---------- Data to process

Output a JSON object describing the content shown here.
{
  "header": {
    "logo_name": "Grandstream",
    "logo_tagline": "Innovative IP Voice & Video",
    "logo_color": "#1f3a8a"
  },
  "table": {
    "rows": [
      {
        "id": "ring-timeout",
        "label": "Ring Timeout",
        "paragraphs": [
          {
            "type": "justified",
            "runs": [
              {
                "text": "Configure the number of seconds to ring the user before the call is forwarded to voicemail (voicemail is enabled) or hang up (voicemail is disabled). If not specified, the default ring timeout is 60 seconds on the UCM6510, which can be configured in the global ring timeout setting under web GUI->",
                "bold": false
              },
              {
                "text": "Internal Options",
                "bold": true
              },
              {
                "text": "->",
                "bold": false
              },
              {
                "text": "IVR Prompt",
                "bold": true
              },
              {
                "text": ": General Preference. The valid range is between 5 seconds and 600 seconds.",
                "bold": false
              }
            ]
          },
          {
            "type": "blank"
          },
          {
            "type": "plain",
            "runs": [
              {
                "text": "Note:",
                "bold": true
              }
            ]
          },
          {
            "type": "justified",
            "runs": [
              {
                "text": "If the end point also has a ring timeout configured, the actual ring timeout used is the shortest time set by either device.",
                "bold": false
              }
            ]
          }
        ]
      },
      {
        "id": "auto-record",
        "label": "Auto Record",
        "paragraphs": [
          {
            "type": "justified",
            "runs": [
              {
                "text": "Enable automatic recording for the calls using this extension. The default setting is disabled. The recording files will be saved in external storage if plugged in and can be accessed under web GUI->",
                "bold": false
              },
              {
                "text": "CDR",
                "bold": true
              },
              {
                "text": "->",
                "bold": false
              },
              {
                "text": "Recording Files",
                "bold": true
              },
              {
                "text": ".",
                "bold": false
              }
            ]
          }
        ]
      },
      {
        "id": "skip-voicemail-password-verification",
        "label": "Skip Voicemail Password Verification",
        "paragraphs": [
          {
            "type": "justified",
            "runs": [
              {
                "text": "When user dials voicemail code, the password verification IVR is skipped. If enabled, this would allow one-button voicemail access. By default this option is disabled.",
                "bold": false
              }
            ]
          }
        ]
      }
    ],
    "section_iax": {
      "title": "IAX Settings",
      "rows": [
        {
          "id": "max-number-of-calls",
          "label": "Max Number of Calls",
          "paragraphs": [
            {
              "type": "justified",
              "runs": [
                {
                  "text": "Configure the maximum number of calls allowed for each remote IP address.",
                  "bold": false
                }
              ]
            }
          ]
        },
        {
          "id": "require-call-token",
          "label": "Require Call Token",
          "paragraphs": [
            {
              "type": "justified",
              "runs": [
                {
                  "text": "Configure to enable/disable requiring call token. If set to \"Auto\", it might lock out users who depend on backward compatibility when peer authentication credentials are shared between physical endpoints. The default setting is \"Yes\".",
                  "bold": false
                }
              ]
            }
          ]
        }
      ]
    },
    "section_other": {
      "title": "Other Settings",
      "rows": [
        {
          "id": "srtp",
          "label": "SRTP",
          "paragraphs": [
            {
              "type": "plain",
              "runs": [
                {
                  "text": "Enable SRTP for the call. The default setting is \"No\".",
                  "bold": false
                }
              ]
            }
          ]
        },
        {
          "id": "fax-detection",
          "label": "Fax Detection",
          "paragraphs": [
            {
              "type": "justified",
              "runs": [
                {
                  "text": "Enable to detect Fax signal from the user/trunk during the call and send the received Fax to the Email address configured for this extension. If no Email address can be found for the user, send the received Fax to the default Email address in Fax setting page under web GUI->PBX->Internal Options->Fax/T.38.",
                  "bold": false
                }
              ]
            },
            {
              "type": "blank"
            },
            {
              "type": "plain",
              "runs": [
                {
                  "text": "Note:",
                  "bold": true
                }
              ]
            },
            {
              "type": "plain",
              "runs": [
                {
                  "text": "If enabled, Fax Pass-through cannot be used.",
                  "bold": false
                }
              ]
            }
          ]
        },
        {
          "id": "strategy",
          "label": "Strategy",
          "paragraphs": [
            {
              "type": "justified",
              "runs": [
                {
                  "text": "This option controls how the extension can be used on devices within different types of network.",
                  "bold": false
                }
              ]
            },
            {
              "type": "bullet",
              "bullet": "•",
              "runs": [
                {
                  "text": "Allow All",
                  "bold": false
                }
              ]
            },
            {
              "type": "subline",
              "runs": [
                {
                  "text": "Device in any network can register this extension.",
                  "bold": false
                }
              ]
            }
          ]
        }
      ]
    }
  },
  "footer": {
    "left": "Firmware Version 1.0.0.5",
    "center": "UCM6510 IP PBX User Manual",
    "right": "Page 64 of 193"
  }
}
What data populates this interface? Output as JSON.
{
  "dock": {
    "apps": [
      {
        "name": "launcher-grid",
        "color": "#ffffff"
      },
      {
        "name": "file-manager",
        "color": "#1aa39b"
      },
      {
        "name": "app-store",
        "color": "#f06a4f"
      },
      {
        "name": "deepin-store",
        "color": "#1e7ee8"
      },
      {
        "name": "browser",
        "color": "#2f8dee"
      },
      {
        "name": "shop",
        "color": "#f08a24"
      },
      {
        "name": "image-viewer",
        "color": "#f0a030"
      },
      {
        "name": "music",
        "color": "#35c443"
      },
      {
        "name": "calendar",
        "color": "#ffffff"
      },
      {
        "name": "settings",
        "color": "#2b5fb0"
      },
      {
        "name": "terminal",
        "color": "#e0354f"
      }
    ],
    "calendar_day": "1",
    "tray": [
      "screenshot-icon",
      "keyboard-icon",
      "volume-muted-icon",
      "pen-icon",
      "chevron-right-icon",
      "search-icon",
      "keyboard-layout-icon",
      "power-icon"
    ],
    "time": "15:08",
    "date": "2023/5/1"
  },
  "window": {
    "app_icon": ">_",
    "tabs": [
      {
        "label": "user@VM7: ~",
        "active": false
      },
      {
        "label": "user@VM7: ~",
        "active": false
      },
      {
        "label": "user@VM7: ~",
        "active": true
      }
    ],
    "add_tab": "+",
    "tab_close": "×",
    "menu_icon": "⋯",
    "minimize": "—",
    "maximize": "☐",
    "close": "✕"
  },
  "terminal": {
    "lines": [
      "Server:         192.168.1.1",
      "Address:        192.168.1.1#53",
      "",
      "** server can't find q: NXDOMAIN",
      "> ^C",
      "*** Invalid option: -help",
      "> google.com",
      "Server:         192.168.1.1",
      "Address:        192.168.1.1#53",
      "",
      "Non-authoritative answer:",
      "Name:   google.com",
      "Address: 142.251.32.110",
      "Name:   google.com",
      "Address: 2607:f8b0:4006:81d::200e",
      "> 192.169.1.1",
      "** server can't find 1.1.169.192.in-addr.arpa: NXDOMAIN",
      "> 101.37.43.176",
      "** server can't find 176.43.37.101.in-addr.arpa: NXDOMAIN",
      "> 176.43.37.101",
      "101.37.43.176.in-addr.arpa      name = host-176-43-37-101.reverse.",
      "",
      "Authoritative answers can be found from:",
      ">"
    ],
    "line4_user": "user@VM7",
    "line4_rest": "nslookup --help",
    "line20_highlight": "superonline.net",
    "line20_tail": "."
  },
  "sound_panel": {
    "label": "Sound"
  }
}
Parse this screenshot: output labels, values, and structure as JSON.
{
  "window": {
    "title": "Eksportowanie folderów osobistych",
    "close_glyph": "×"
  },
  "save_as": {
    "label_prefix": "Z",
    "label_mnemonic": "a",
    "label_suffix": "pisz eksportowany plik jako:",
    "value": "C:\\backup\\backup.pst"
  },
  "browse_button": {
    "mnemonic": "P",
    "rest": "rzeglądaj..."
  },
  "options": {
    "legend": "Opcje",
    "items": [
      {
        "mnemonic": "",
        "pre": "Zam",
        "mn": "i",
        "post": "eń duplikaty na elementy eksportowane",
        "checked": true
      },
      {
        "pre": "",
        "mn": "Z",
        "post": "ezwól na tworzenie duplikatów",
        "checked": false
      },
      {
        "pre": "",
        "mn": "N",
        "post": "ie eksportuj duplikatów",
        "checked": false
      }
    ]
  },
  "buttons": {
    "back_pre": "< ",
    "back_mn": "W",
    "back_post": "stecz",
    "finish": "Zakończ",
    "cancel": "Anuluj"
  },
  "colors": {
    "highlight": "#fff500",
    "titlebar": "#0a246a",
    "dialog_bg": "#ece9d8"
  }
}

--------------------

_Prompt_
Quote only the lines from the one containing "Parse this screenshot: output" through the final line of the records, with both ends included.

_Task output_
Parse this screenshot: output labels, values, and structure as JSON.
{
  "window": {
    "title": "Eksportowanie folderów osobistych",
    "close_glyph": "×"
  },
  "save_as": {
    "label_prefix": "Z",
    "label_mnemonic": "a",
    "label_suffix": "pisz eksportowany plik jako:",
    "value": "C:\\backup\\backup.pst"
  },
  "browse_button": {
    "mnemonic": "P",
    "rest": "rzeglądaj..."
  },
  "options": {
    "legend": "Opcje",
    "items": [
      {
        "mnemonic": "",
        "pre": "Zam",
        "mn": "i",
        "post": "eń duplikaty na elementy eksportowane",
        "checked": true
      },
      {
        "pre": "",
        "mn": "Z",
        "post": "ezwól na tworzenie duplikatów",
        "checked": false
      },
      {
        "pre": "",
        "mn": "N",
        "post": "ie eksportuj duplikatów",
        "checked": false
      }
    ]
  },
  "buttons": {
    "back_pre": "< ",
    "back_mn": "W",
    "back_post": "stecz",
    "finish": "Zakończ",
    "cancel": "Anuluj"
  },
  "colors": {
    "highlight": "#fff500",
    "titlebar": "#0a246a",
    "dialog_bg": "#ece9d8"
  }
}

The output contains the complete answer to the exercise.